**Written problem**
Set down each line of the data below exactly as it stands, dropping the pictures.

Items from a data source:
---------------
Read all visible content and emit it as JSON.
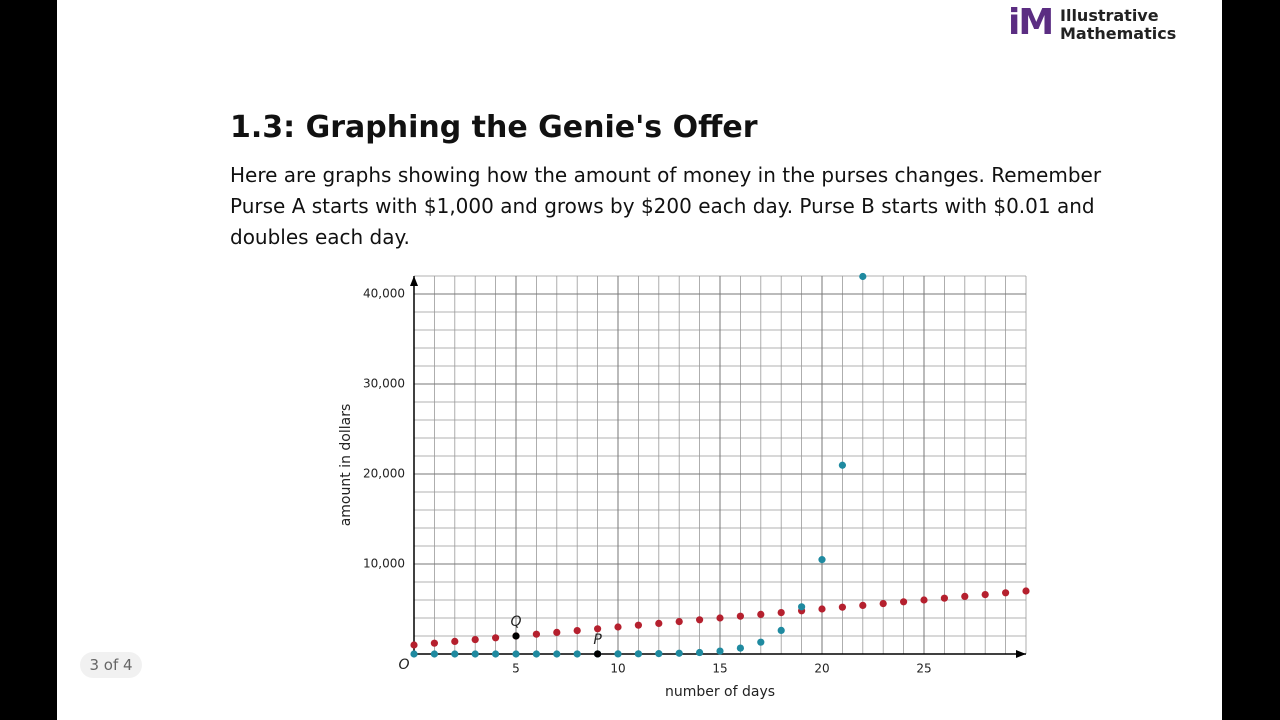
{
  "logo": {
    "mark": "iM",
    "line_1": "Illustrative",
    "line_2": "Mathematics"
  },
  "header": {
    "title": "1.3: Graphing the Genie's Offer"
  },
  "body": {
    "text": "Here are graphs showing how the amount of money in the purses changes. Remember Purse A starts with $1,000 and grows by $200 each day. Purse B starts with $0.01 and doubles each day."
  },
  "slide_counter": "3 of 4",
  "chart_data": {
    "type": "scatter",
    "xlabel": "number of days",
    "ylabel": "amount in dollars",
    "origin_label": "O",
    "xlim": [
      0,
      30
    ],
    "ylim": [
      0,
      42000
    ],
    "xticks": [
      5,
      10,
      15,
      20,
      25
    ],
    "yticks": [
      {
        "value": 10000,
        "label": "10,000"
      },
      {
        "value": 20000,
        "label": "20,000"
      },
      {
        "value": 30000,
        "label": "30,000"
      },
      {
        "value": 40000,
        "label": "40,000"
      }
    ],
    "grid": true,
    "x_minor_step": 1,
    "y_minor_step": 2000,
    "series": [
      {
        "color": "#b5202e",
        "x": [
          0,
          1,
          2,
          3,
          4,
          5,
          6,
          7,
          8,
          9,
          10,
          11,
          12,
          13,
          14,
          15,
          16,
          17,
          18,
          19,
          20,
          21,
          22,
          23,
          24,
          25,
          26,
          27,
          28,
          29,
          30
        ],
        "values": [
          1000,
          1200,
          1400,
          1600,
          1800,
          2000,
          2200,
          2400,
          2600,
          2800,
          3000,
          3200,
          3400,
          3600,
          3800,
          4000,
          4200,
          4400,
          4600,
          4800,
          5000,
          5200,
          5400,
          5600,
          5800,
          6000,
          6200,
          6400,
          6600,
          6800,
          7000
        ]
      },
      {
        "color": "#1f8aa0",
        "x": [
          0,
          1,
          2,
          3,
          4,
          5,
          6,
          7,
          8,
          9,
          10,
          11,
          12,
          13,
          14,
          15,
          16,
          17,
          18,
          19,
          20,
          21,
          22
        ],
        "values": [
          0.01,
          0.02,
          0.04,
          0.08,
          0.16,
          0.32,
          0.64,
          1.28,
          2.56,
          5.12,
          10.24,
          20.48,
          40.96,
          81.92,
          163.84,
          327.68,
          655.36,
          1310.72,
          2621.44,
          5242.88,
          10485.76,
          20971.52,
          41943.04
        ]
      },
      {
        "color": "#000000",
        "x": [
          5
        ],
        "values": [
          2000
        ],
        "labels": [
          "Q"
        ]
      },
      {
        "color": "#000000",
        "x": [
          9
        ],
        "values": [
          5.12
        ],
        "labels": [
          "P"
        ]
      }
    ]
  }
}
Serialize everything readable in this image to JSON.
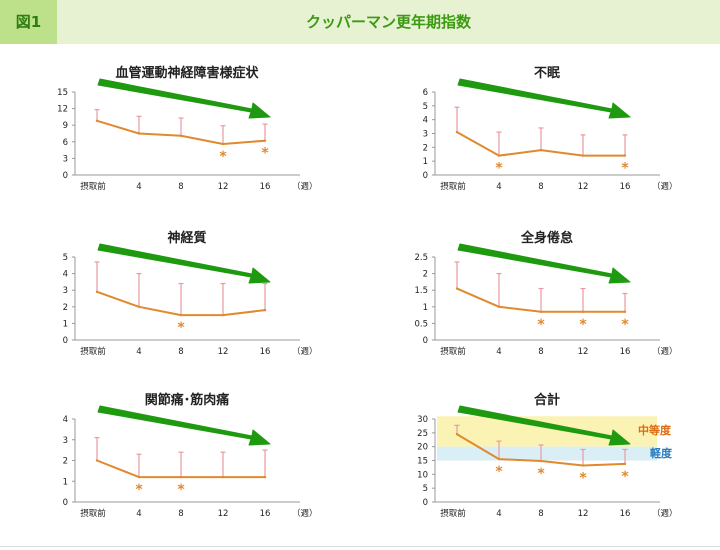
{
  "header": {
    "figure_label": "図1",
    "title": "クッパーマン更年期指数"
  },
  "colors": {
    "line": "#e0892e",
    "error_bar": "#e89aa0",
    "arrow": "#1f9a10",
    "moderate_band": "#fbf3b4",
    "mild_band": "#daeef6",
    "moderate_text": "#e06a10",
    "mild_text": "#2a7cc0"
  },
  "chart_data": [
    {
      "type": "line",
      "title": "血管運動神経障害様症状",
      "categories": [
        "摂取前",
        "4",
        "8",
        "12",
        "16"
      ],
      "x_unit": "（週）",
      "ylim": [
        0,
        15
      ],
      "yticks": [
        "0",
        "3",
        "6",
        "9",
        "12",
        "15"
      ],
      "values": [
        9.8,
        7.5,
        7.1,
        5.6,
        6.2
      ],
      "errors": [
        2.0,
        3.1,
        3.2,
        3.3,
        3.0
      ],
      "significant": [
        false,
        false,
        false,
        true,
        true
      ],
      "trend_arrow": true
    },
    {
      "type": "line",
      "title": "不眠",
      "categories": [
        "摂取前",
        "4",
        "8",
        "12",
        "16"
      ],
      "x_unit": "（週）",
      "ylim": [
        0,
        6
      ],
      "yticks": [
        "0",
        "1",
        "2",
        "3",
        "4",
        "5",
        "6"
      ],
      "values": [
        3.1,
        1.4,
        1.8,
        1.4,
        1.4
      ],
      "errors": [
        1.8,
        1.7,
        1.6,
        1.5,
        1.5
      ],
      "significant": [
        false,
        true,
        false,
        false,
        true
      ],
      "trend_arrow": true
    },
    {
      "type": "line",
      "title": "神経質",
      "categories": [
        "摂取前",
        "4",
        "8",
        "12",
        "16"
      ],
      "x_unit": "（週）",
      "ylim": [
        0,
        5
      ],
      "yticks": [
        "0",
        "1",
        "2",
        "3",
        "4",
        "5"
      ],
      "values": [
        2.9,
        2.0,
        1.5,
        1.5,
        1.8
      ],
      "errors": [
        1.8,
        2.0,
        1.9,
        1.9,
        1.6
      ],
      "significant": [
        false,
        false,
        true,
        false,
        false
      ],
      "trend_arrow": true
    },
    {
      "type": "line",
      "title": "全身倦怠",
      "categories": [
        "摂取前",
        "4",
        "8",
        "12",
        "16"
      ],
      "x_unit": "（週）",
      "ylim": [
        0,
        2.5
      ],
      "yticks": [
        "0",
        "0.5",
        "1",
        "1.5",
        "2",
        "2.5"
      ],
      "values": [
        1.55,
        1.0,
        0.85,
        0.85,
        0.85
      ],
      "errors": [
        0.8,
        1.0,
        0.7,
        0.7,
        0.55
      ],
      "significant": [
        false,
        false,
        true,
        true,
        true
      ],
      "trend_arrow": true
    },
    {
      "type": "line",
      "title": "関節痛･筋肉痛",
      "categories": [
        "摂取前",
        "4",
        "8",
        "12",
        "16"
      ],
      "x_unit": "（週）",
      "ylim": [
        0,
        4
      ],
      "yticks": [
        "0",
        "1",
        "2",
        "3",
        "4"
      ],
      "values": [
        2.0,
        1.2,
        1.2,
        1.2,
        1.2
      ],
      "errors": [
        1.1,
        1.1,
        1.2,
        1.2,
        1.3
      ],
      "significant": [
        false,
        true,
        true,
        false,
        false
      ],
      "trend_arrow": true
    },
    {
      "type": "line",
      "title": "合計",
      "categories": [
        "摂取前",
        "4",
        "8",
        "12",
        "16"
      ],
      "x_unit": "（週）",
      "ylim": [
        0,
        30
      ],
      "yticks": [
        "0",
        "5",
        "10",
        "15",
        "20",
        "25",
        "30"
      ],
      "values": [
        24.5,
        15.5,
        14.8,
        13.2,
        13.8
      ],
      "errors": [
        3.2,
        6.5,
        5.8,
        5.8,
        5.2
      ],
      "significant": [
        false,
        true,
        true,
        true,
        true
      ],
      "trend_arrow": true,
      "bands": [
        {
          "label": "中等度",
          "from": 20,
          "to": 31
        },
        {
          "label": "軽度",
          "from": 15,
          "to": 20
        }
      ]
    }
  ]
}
---------------
**Exercise output**
Read all visible content and emit it as JSON.
{
  "logo": {
    "mark": "iM",
    "line_1": "Illustrative",
    "line_2": "Mathematics"
  },
  "header": {
    "title": "1.3: Graphing the Genie's Offer"
  },
  "body": {
    "text": "Here are graphs showing how the amount of money in the purses changes. Remember Purse A starts with $1,000 and grows by $200 each day. Purse B starts with $0.01 and doubles each day."
  },
  "slide_counter": "3 of 4",
  "chart_data": {
    "type": "scatter",
    "xlabel": "number of days",
    "ylabel": "amount in dollars",
    "origin_label": "O",
    "xlim": [
      0,
      30
    ],
    "ylim": [
      0,
      42000
    ],
    "xticks": [
      5,
      10,
      15,
      20,
      25
    ],
    "yticks": [
      {
        "value": 10000,
        "label": "10,000"
      },
      {
        "value": 20000,
        "label": "20,000"
      },
      {
        "value": 30000,
        "label": "30,000"
      },
      {
        "value": 40000,
        "label": "40,000"
      }
    ],
    "grid": true,
    "x_minor_step": 1,
    "y_minor_step": 2000,
    "series": [
      {
        "color": "#b5202e",
        "x": [
          0,
          1,
          2,
          3,
          4,
          5,
          6,
          7,
          8,
          9,
          10,
          11,
          12,
          13,
          14,
          15,
          16,
          17,
          18,
          19,
          20,
          21,
          22,
          23,
          24,
          25,
          26,
          27,
          28,
          29,
          30
        ],
        "values": [
          1000,
          1200,
          1400,
          1600,
          1800,
          2000,
          2200,
          2400,
          2600,
          2800,
          3000,
          3200,
          3400,
          3600,
          3800,
          4000,
          4200,
          4400,
          4600,
          4800,
          5000,
          5200,
          5400,
          5600,
          5800,
          6000,
          6200,
          6400,
          6600,
          6800,
          7000
        ]
      },
      {
        "color": "#1f8aa0",
        "x": [
          0,
          1,
          2,
          3,
          4,
          5,
          6,
          7,
          8,
          9,
          10,
          11,
          12,
          13,
          14,
          15,
          16,
          17,
          18,
          19,
          20,
          21,
          22
        ],
        "values": [
          0.01,
          0.02,
          0.04,
          0.08,
          0.16,
          0.32,
          0.64,
          1.28,
          2.56,
          5.12,
          10.24,
          20.48,
          40.96,
          81.92,
          163.84,
          327.68,
          655.36,
          1310.72,
          2621.44,
          5242.88,
          10485.76,
          20971.52,
          41943.04
        ]
      },
      {
        "color": "#000000",
        "x": [
          5
        ],
        "values": [
          2000
        ],
        "labels": [
          "Q"
        ]
      },
      {
        "color": "#000000",
        "x": [
          9
        ],
        "values": [
          5.12
        ],
        "labels": [
          "P"
        ]
      }
    ]
  }
}
Serialize everything readable in this image to JSON.
{
  "header": {
    "figure_label": "図1",
    "title": "クッパーマン更年期指数"
  },
  "colors": {
    "line": "#e0892e",
    "error_bar": "#e89aa0",
    "arrow": "#1f9a10",
    "moderate_band": "#fbf3b4",
    "mild_band": "#daeef6",
    "moderate_text": "#e06a10",
    "mild_text": "#2a7cc0"
  },
  "chart_data": [
    {
      "type": "line",
      "title": "血管運動神経障害様症状",
      "categories": [
        "摂取前",
        "4",
        "8",
        "12",
        "16"
      ],
      "x_unit": "（週）",
      "ylim": [
        0,
        15
      ],
      "yticks": [
        "0",
        "3",
        "6",
        "9",
        "12",
        "15"
      ],
      "values": [
        9.8,
        7.5,
        7.1,
        5.6,
        6.2
      ],
      "errors": [
        2.0,
        3.1,
        3.2,
        3.3,
        3.0
      ],
      "significant": [
        false,
        false,
        false,
        true,
        true
      ],
      "trend_arrow": true
    },
    {
      "type": "line",
      "title": "不眠",
      "categories": [
        "摂取前",
        "4",
        "8",
        "12",
        "16"
      ],
      "x_unit": "（週）",
      "ylim": [
        0,
        6
      ],
      "yticks": [
        "0",
        "1",
        "2",
        "3",
        "4",
        "5",
        "6"
      ],
      "values": [
        3.1,
        1.4,
        1.8,
        1.4,
        1.4
      ],
      "errors": [
        1.8,
        1.7,
        1.6,
        1.5,
        1.5
      ],
      "significant": [
        false,
        true,
        false,
        false,
        true
      ],
      "trend_arrow": true
    },
    {
      "type": "line",
      "title": "神経質",
      "categories": [
        "摂取前",
        "4",
        "8",
        "12",
        "16"
      ],
      "x_unit": "（週）",
      "ylim": [
        0,
        5
      ],
      "yticks": [
        "0",
        "1",
        "2",
        "3",
        "4",
        "5"
      ],
      "values": [
        2.9,
        2.0,
        1.5,
        1.5,
        1.8
      ],
      "errors": [
        1.8,
        2.0,
        1.9,
        1.9,
        1.6
      ],
      "significant": [
        false,
        false,
        true,
        false,
        false
      ],
      "trend_arrow": true
    },
    {
      "type": "line",
      "title": "全身倦怠",
      "categories": [
        "摂取前",
        "4",
        "8",
        "12",
        "16"
      ],
      "x_unit": "（週）",
      "ylim": [
        0,
        2.5
      ],
      "yticks": [
        "0",
        "0.5",
        "1",
        "1.5",
        "2",
        "2.5"
      ],
      "values": [
        1.55,
        1.0,
        0.85,
        0.85,
        0.85
      ],
      "errors": [
        0.8,
        1.0,
        0.7,
        0.7,
        0.55
      ],
      "significant": [
        false,
        false,
        true,
        true,
        true
      ],
      "trend_arrow": true
    },
    {
      "type": "line",
      "title": "関節痛･筋肉痛",
      "categories": [
        "摂取前",
        "4",
        "8",
        "12",
        "16"
      ],
      "x_unit": "（週）",
      "ylim": [
        0,
        4
      ],
      "yticks": [
        "0",
        "1",
        "2",
        "3",
        "4"
      ],
      "values": [
        2.0,
        1.2,
        1.2,
        1.2,
        1.2
      ],
      "errors": [
        1.1,
        1.1,
        1.2,
        1.2,
        1.3
      ],
      "significant": [
        false,
        true,
        true,
        false,
        false
      ],
      "trend_arrow": true
    },
    {
      "type": "line",
      "title": "合計",
      "categories": [
        "摂取前",
        "4",
        "8",
        "12",
        "16"
      ],
      "x_unit": "（週）",
      "ylim": [
        0,
        30
      ],
      "yticks": [
        "0",
        "5",
        "10",
        "15",
        "20",
        "25",
        "30"
      ],
      "values": [
        24.5,
        15.5,
        14.8,
        13.2,
        13.8
      ],
      "errors": [
        3.2,
        6.5,
        5.8,
        5.8,
        5.2
      ],
      "significant": [
        false,
        true,
        true,
        true,
        true
      ],
      "trend_arrow": true,
      "bands": [
        {
          "label": "中等度",
          "from": 20,
          "to": 31
        },
        {
          "label": "軽度",
          "from": 15,
          "to": 20
        }
      ]
    }
  ]
}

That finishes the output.